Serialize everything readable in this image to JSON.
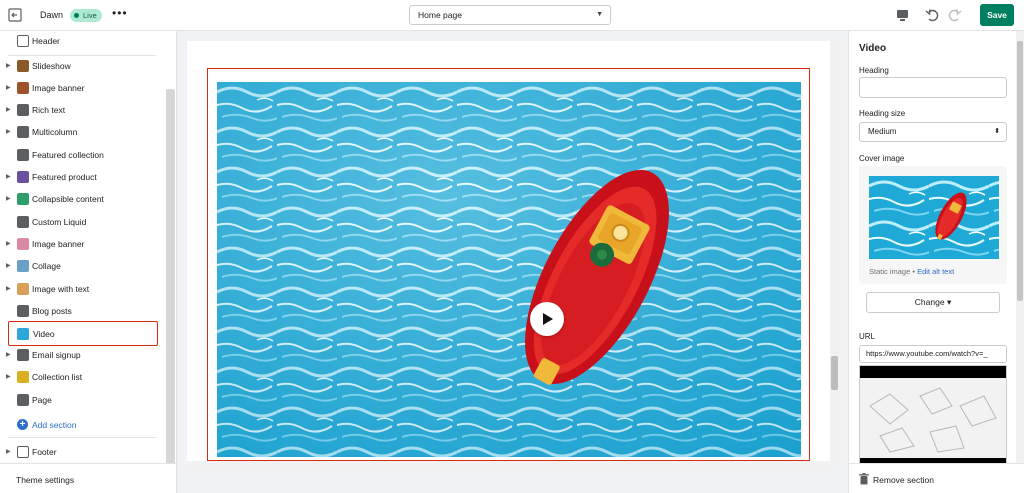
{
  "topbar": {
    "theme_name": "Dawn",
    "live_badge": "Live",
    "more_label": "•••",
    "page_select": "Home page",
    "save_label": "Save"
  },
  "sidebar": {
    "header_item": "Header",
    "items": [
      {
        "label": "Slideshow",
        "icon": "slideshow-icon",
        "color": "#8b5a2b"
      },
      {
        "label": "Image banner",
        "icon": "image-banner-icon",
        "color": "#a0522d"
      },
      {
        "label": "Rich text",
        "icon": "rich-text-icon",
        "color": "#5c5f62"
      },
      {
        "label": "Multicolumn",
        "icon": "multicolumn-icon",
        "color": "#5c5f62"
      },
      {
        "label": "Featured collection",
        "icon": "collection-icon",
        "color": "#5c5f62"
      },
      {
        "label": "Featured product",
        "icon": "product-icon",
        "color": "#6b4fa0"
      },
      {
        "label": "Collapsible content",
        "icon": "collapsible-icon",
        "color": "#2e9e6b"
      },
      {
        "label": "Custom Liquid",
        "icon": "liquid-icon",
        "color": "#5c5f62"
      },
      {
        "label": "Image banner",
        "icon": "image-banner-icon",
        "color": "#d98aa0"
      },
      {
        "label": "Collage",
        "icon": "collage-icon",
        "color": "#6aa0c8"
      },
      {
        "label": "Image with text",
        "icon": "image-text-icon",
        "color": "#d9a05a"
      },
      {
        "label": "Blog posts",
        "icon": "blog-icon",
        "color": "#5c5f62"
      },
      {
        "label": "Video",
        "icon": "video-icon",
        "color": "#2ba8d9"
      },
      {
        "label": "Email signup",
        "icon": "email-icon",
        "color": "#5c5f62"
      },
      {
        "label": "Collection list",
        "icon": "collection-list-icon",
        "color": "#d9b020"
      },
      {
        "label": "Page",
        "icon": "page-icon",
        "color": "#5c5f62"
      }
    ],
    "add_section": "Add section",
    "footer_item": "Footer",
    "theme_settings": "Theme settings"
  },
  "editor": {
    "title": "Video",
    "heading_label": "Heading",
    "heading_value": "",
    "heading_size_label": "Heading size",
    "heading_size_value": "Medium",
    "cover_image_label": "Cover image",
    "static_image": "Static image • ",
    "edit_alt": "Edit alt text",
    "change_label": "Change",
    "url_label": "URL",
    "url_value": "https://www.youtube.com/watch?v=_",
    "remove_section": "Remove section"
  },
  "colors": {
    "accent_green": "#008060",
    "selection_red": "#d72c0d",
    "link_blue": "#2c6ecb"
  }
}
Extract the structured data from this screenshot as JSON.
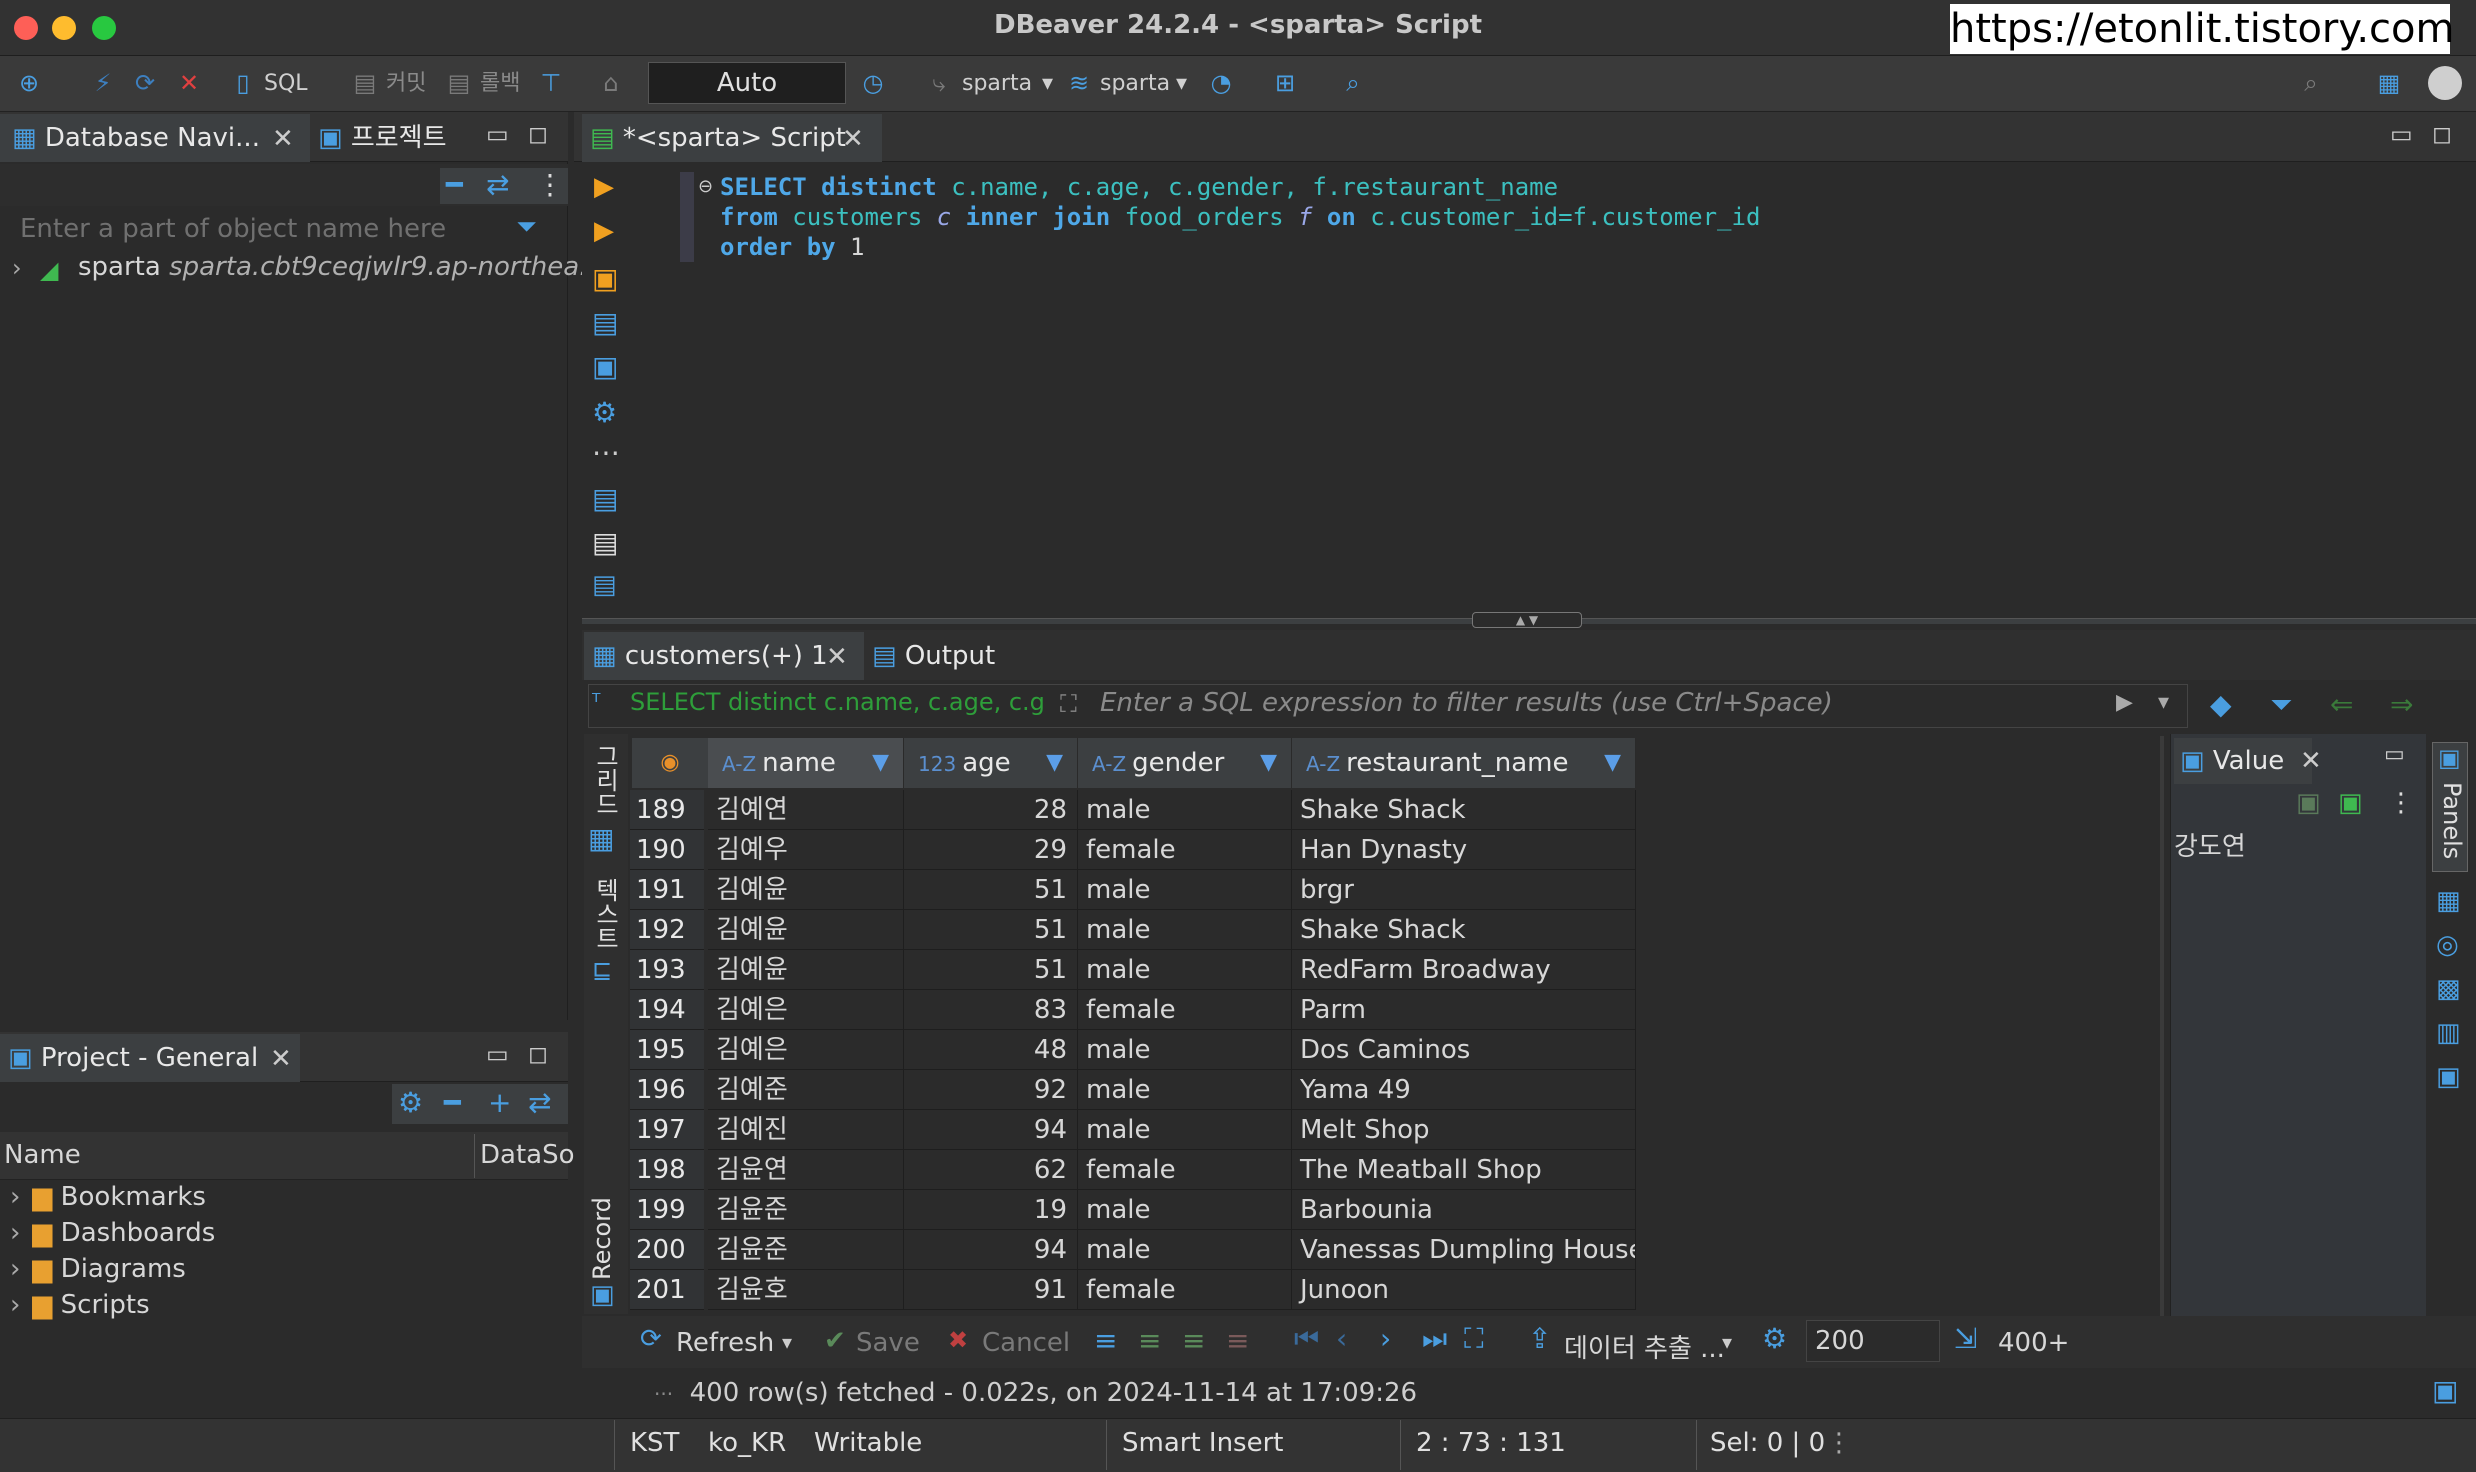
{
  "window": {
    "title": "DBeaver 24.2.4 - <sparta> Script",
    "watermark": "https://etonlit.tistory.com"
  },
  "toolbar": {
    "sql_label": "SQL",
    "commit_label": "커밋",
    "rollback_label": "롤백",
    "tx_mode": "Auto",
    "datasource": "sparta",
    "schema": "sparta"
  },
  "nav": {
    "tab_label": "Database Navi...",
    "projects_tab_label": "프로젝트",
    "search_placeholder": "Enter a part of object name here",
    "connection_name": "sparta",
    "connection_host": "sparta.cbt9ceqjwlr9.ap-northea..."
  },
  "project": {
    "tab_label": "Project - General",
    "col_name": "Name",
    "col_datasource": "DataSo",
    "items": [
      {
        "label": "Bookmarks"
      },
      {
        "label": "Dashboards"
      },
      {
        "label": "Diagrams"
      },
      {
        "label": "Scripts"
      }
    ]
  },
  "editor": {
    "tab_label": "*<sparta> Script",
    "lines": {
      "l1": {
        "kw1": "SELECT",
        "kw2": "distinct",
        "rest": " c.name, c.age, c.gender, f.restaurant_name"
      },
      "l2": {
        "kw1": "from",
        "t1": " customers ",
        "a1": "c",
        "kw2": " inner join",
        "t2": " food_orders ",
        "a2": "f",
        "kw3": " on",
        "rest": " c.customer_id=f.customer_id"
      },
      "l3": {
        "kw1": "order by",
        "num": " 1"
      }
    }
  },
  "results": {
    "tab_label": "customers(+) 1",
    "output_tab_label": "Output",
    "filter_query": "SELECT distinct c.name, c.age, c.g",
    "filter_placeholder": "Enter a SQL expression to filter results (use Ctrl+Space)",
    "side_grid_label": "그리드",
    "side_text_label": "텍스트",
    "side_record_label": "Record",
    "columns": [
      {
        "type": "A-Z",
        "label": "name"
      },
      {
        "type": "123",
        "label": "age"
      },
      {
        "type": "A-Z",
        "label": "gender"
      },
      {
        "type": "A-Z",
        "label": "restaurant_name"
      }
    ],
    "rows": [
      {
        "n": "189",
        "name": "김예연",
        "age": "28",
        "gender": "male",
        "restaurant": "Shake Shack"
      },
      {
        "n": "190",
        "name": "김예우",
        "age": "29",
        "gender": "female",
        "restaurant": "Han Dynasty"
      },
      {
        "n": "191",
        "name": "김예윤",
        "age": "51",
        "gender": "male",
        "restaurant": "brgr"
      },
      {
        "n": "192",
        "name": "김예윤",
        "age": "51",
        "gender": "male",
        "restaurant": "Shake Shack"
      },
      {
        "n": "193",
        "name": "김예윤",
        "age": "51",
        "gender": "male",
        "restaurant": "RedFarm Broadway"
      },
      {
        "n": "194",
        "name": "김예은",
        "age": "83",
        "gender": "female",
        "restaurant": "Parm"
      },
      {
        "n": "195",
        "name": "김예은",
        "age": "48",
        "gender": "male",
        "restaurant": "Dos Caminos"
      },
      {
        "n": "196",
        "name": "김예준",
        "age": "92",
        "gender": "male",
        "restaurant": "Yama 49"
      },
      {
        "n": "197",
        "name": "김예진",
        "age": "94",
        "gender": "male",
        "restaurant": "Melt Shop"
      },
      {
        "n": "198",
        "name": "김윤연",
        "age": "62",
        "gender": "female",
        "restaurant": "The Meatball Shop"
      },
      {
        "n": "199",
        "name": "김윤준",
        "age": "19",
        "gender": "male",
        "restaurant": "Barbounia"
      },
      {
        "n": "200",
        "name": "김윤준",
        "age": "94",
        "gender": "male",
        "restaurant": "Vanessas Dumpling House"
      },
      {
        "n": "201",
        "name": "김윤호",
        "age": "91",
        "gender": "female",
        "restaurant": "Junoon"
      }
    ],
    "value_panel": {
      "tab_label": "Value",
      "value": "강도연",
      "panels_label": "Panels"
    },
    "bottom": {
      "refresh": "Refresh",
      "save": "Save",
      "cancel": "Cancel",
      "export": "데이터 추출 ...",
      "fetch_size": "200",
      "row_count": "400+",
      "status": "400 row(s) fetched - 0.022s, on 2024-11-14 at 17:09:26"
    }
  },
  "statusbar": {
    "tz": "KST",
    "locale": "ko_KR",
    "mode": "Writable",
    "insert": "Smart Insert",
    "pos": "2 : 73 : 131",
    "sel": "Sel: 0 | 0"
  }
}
========================================
DO THIS –
Leaving all pictures aside, quote each record exactly.

ANSWER IN FULL –
Serialize everything readable in this image to JSON.
{
  "topbar": {
    "theme_name": "Dawn",
    "live_badge": "Live",
    "more_label": "•••",
    "page_select": "Home page",
    "save_label": "Save"
  },
  "sidebar": {
    "header_item": "Header",
    "items": [
      {
        "label": "Slideshow",
        "icon": "slideshow-icon",
        "color": "#8b5a2b"
      },
      {
        "label": "Image banner",
        "icon": "image-banner-icon",
        "color": "#a0522d"
      },
      {
        "label": "Rich text",
        "icon": "rich-text-icon",
        "color": "#5c5f62"
      },
      {
        "label": "Multicolumn",
        "icon": "multicolumn-icon",
        "color": "#5c5f62"
      },
      {
        "label": "Featured collection",
        "icon": "collection-icon",
        "color": "#5c5f62"
      },
      {
        "label": "Featured product",
        "icon": "product-icon",
        "color": "#6b4fa0"
      },
      {
        "label": "Collapsible content",
        "icon": "collapsible-icon",
        "color": "#2e9e6b"
      },
      {
        "label": "Custom Liquid",
        "icon": "liquid-icon",
        "color": "#5c5f62"
      },
      {
        "label": "Image banner",
        "icon": "image-banner-icon",
        "color": "#d98aa0"
      },
      {
        "label": "Collage",
        "icon": "collage-icon",
        "color": "#6aa0c8"
      },
      {
        "label": "Image with text",
        "icon": "image-text-icon",
        "color": "#d9a05a"
      },
      {
        "label": "Blog posts",
        "icon": "blog-icon",
        "color": "#5c5f62"
      },
      {
        "label": "Video",
        "icon": "video-icon",
        "color": "#2ba8d9"
      },
      {
        "label": "Email signup",
        "icon": "email-icon",
        "color": "#5c5f62"
      },
      {
        "label": "Collection list",
        "icon": "collection-list-icon",
        "color": "#d9b020"
      },
      {
        "label": "Page",
        "icon": "page-icon",
        "color": "#5c5f62"
      }
    ],
    "add_section": "Add section",
    "footer_item": "Footer",
    "theme_settings": "Theme settings"
  },
  "editor": {
    "title": "Video",
    "heading_label": "Heading",
    "heading_value": "",
    "heading_size_label": "Heading size",
    "heading_size_value": "Medium",
    "cover_image_label": "Cover image",
    "static_image": "Static image • ",
    "edit_alt": "Edit alt text",
    "change_label": "Change",
    "url_label": "URL",
    "url_value": "https://www.youtube.com/watch?v=_",
    "remove_section": "Remove section"
  },
  "colors": {
    "accent_green": "#008060",
    "selection_red": "#d72c0d",
    "link_blue": "#2c6ecb"
  }
}
Extract the structured data from this screenshot as JSON.
{
  "window": {
    "title": "DBeaver 24.2.4 - <sparta> Script",
    "watermark": "https://etonlit.tistory.com"
  },
  "toolbar": {
    "sql_label": "SQL",
    "commit_label": "커밋",
    "rollback_label": "롤백",
    "tx_mode": "Auto",
    "datasource": "sparta",
    "schema": "sparta"
  },
  "nav": {
    "tab_label": "Database Navi...",
    "projects_tab_label": "프로젝트",
    "search_placeholder": "Enter a part of object name here",
    "connection_name": "sparta",
    "connection_host": "sparta.cbt9ceqjwlr9.ap-northea..."
  },
  "project": {
    "tab_label": "Project - General",
    "col_name": "Name",
    "col_datasource": "DataSo",
    "items": [
      {
        "label": "Bookmarks"
      },
      {
        "label": "Dashboards"
      },
      {
        "label": "Diagrams"
      },
      {
        "label": "Scripts"
      }
    ]
  },
  "editor": {
    "tab_label": "*<sparta> Script",
    "lines": {
      "l1": {
        "kw1": "SELECT",
        "kw2": "distinct",
        "rest": " c.name, c.age, c.gender, f.restaurant_name"
      },
      "l2": {
        "kw1": "from",
        "t1": " customers ",
        "a1": "c",
        "kw2": " inner join",
        "t2": " food_orders ",
        "a2": "f",
        "kw3": " on",
        "rest": " c.customer_id=f.customer_id"
      },
      "l3": {
        "kw1": "order by",
        "num": " 1"
      }
    }
  },
  "results": {
    "tab_label": "customers(+) 1",
    "output_tab_label": "Output",
    "filter_query": "SELECT distinct c.name, c.age, c.g",
    "filter_placeholder": "Enter a SQL expression to filter results (use Ctrl+Space)",
    "side_grid_label": "그리드",
    "side_text_label": "텍스트",
    "side_record_label": "Record",
    "columns": [
      {
        "type": "A-Z",
        "label": "name"
      },
      {
        "type": "123",
        "label": "age"
      },
      {
        "type": "A-Z",
        "label": "gender"
      },
      {
        "type": "A-Z",
        "label": "restaurant_name"
      }
    ],
    "rows": [
      {
        "n": "189",
        "name": "김예연",
        "age": "28",
        "gender": "male",
        "restaurant": "Shake Shack"
      },
      {
        "n": "190",
        "name": "김예우",
        "age": "29",
        "gender": "female",
        "restaurant": "Han Dynasty"
      },
      {
        "n": "191",
        "name": "김예윤",
        "age": "51",
        "gender": "male",
        "restaurant": "brgr"
      },
      {
        "n": "192",
        "name": "김예윤",
        "age": "51",
        "gender": "male",
        "restaurant": "Shake Shack"
      },
      {
        "n": "193",
        "name": "김예윤",
        "age": "51",
        "gender": "male",
        "restaurant": "RedFarm Broadway"
      },
      {
        "n": "194",
        "name": "김예은",
        "age": "83",
        "gender": "female",
        "restaurant": "Parm"
      },
      {
        "n": "195",
        "name": "김예은",
        "age": "48",
        "gender": "male",
        "restaurant": "Dos Caminos"
      },
      {
        "n": "196",
        "name": "김예준",
        "age": "92",
        "gender": "male",
        "restaurant": "Yama 49"
      },
      {
        "n": "197",
        "name": "김예진",
        "age": "94",
        "gender": "male",
        "restaurant": "Melt Shop"
      },
      {
        "n": "198",
        "name": "김윤연",
        "age": "62",
        "gender": "female",
        "restaurant": "The Meatball Shop"
      },
      {
        "n": "199",
        "name": "김윤준",
        "age": "19",
        "gender": "male",
        "restaurant": "Barbounia"
      },
      {
        "n": "200",
        "name": "김윤준",
        "age": "94",
        "gender": "male",
        "restaurant": "Vanessas Dumpling House"
      },
      {
        "n": "201",
        "name": "김윤호",
        "age": "91",
        "gender": "female",
        "restaurant": "Junoon"
      }
    ],
    "value_panel": {
      "tab_label": "Value",
      "value": "강도연",
      "panels_label": "Panels"
    },
    "bottom": {
      "refresh": "Refresh",
      "save": "Save",
      "cancel": "Cancel",
      "export": "데이터 추출 ...",
      "fetch_size": "200",
      "row_count": "400+",
      "status": "400 row(s) fetched - 0.022s, on 2024-11-14 at 17:09:26"
    }
  },
  "statusbar": {
    "tz": "KST",
    "locale": "ko_KR",
    "mode": "Writable",
    "insert": "Smart Insert",
    "pos": "2 : 73 : 131",
    "sel": "Sel: 0 | 0"
  }
}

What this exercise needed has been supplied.